• [Set problem] Print the line containing "What data populates" and each line after it through the end, please, with nothing added.

---- Source records

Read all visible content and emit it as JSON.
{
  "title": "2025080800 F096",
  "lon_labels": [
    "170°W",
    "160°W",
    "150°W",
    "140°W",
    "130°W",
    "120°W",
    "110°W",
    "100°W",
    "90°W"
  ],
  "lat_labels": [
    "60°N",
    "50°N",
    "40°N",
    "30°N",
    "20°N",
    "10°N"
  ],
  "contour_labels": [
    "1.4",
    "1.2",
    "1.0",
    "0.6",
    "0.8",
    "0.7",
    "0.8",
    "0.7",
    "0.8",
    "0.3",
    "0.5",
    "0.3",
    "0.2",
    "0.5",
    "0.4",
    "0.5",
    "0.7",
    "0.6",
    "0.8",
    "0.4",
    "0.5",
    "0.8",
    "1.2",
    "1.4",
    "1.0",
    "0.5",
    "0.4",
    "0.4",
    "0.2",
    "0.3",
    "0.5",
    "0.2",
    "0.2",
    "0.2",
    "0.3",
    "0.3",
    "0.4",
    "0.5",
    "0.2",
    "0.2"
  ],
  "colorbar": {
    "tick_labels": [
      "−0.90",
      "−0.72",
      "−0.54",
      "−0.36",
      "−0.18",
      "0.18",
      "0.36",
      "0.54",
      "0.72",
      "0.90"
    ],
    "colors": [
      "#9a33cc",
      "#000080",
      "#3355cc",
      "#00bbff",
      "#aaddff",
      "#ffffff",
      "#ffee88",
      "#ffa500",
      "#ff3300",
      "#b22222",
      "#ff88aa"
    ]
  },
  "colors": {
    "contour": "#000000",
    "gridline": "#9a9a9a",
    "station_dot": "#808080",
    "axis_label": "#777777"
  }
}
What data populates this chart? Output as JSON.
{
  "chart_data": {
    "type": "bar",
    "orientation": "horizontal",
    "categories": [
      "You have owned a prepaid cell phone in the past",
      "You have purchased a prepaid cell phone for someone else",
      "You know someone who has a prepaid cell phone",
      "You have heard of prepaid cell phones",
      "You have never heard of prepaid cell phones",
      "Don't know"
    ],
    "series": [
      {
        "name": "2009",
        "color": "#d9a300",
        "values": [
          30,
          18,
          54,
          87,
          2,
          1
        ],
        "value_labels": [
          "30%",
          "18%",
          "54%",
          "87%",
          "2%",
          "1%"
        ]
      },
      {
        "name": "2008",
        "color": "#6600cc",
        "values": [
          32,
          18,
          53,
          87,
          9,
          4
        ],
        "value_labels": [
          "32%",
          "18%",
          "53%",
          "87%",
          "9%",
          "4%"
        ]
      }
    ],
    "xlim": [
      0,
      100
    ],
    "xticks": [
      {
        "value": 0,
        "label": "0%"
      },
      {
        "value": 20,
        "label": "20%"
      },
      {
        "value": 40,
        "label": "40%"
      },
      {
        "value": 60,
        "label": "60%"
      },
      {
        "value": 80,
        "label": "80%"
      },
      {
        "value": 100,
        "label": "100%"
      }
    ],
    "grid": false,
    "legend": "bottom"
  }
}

--------

• [Result of this exercise]
What data populates this chart? Output as JSON.
{
  "chart_data": {
    "type": "bar",
    "orientation": "horizontal",
    "categories": [
      "You have owned a prepaid cell phone in the past",
      "You have purchased a prepaid cell phone for someone else",
      "You know someone who has a prepaid cell phone",
      "You have heard of prepaid cell phones",
      "You have never heard of prepaid cell phones",
      "Don't know"
    ],
    "series": [
      {
        "name": "2009",
        "color": "#d9a300",
        "values": [
          30,
          18,
          54,
          87,
          2,
          1
        ],
        "value_labels": [
          "30%",
          "18%",
          "54%",
          "87%",
          "2%",
          "1%"
        ]
      },
      {
        "name": "2008",
        "color": "#6600cc",
        "values": [
          32,
          18,
          53,
          87,
          9,
          4
        ],
        "value_labels": [
          "32%",
          "18%",
          "53%",
          "87%",
          "9%",
          "4%"
        ]
      }
    ],
    "xlim": [
      0,
      100
    ],
    "xticks": [
      {
        "value": 0,
        "label": "0%"
      },
      {
        "value": 20,
        "label": "20%"
      },
      {
        "value": 40,
        "label": "40%"
      },
      {
        "value": 60,
        "label": "60%"
      },
      {
        "value": 80,
        "label": "80%"
      },
      {
        "value": 100,
        "label": "100%"
      }
    ],
    "grid": false,
    "legend": "bottom"
  }
}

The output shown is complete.